What you will do:
Copy every entry exactly.

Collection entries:
··········

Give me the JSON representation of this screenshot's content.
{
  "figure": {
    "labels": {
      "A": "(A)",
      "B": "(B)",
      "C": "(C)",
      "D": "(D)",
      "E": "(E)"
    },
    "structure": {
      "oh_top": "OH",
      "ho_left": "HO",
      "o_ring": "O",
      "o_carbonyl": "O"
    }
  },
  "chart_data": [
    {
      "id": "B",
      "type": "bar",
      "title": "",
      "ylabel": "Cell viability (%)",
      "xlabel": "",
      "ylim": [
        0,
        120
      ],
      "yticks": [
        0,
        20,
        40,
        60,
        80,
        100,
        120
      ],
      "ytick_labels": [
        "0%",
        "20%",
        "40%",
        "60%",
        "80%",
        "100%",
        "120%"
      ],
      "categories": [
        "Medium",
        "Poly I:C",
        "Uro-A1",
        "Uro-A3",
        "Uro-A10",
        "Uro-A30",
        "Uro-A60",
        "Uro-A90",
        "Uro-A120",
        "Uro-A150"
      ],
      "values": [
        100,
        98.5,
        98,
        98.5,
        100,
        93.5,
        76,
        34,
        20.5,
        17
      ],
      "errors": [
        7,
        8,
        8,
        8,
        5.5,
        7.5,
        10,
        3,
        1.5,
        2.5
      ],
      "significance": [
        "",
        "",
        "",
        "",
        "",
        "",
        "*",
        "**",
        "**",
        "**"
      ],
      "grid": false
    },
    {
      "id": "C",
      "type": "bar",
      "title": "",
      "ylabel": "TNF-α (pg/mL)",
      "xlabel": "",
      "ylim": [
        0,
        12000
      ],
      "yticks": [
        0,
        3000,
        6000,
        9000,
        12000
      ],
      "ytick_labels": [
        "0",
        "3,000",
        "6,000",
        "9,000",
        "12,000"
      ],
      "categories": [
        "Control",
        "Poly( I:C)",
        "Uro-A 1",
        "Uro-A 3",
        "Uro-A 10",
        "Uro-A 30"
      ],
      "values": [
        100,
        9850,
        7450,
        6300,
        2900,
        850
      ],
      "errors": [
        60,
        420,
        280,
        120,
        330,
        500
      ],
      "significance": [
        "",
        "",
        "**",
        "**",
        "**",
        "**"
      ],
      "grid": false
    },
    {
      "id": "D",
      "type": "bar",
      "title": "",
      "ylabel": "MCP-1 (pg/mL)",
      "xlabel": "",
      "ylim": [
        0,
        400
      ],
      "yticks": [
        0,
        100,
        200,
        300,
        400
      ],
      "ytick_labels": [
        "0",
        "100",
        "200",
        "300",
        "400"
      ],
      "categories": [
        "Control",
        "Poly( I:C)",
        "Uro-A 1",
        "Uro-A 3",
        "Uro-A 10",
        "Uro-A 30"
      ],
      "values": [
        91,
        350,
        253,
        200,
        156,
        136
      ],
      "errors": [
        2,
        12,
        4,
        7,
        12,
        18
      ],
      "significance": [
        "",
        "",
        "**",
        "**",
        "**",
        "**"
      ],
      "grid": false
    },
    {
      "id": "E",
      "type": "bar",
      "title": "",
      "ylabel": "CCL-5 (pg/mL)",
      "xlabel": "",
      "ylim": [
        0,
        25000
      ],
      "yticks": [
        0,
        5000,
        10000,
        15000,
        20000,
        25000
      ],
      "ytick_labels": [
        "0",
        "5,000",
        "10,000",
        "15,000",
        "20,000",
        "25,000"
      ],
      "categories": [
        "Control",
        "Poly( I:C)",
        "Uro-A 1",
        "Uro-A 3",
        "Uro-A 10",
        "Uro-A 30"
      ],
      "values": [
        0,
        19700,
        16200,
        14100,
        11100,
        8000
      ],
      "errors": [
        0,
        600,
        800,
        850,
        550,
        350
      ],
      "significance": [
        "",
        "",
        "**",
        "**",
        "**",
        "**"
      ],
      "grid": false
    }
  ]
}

··········

Right answer:
Give me the JSON representation of this screenshot's content.
{
  "figure": {
    "labels": {
      "A": "(A)",
      "B": "(B)",
      "C": "(C)",
      "D": "(D)",
      "E": "(E)"
    },
    "structure": {
      "oh_top": "OH",
      "ho_left": "HO",
      "o_ring": "O",
      "o_carbonyl": "O"
    }
  },
  "chart_data": [
    {
      "id": "B",
      "type": "bar",
      "title": "",
      "ylabel": "Cell viability (%)",
      "xlabel": "",
      "ylim": [
        0,
        120
      ],
      "yticks": [
        0,
        20,
        40,
        60,
        80,
        100,
        120
      ],
      "ytick_labels": [
        "0%",
        "20%",
        "40%",
        "60%",
        "80%",
        "100%",
        "120%"
      ],
      "categories": [
        "Medium",
        "Poly I:C",
        "Uro-A1",
        "Uro-A3",
        "Uro-A10",
        "Uro-A30",
        "Uro-A60",
        "Uro-A90",
        "Uro-A120",
        "Uro-A150"
      ],
      "values": [
        100,
        98.5,
        98,
        98.5,
        100,
        93.5,
        76,
        34,
        20.5,
        17
      ],
      "errors": [
        7,
        8,
        8,
        8,
        5.5,
        7.5,
        10,
        3,
        1.5,
        2.5
      ],
      "significance": [
        "",
        "",
        "",
        "",
        "",
        "",
        "*",
        "**",
        "**",
        "**"
      ],
      "grid": false
    },
    {
      "id": "C",
      "type": "bar",
      "title": "",
      "ylabel": "TNF-α (pg/mL)",
      "xlabel": "",
      "ylim": [
        0,
        12000
      ],
      "yticks": [
        0,
        3000,
        6000,
        9000,
        12000
      ],
      "ytick_labels": [
        "0",
        "3,000",
        "6,000",
        "9,000",
        "12,000"
      ],
      "categories": [
        "Control",
        "Poly( I:C)",
        "Uro-A 1",
        "Uro-A 3",
        "Uro-A 10",
        "Uro-A 30"
      ],
      "values": [
        100,
        9850,
        7450,
        6300,
        2900,
        850
      ],
      "errors": [
        60,
        420,
        280,
        120,
        330,
        500
      ],
      "significance": [
        "",
        "",
        "**",
        "**",
        "**",
        "**"
      ],
      "grid": false
    },
    {
      "id": "D",
      "type": "bar",
      "title": "",
      "ylabel": "MCP-1 (pg/mL)",
      "xlabel": "",
      "ylim": [
        0,
        400
      ],
      "yticks": [
        0,
        100,
        200,
        300,
        400
      ],
      "ytick_labels": [
        "0",
        "100",
        "200",
        "300",
        "400"
      ],
      "categories": [
        "Control",
        "Poly( I:C)",
        "Uro-A 1",
        "Uro-A 3",
        "Uro-A 10",
        "Uro-A 30"
      ],
      "values": [
        91,
        350,
        253,
        200,
        156,
        136
      ],
      "errors": [
        2,
        12,
        4,
        7,
        12,
        18
      ],
      "significance": [
        "",
        "",
        "**",
        "**",
        "**",
        "**"
      ],
      "grid": false
    },
    {
      "id": "E",
      "type": "bar",
      "title": "",
      "ylabel": "CCL-5 (pg/mL)",
      "xlabel": "",
      "ylim": [
        0,
        25000
      ],
      "yticks": [
        0,
        5000,
        10000,
        15000,
        20000,
        25000
      ],
      "ytick_labels": [
        "0",
        "5,000",
        "10,000",
        "15,000",
        "20,000",
        "25,000"
      ],
      "categories": [
        "Control",
        "Poly( I:C)",
        "Uro-A 1",
        "Uro-A 3",
        "Uro-A 10",
        "Uro-A 30"
      ],
      "values": [
        0,
        19700,
        16200,
        14100,
        11100,
        8000
      ],
      "errors": [
        0,
        600,
        800,
        850,
        550,
        350
      ],
      "significance": [
        "",
        "",
        "**",
        "**",
        "**",
        "**"
      ],
      "grid": false
    }
  ]
}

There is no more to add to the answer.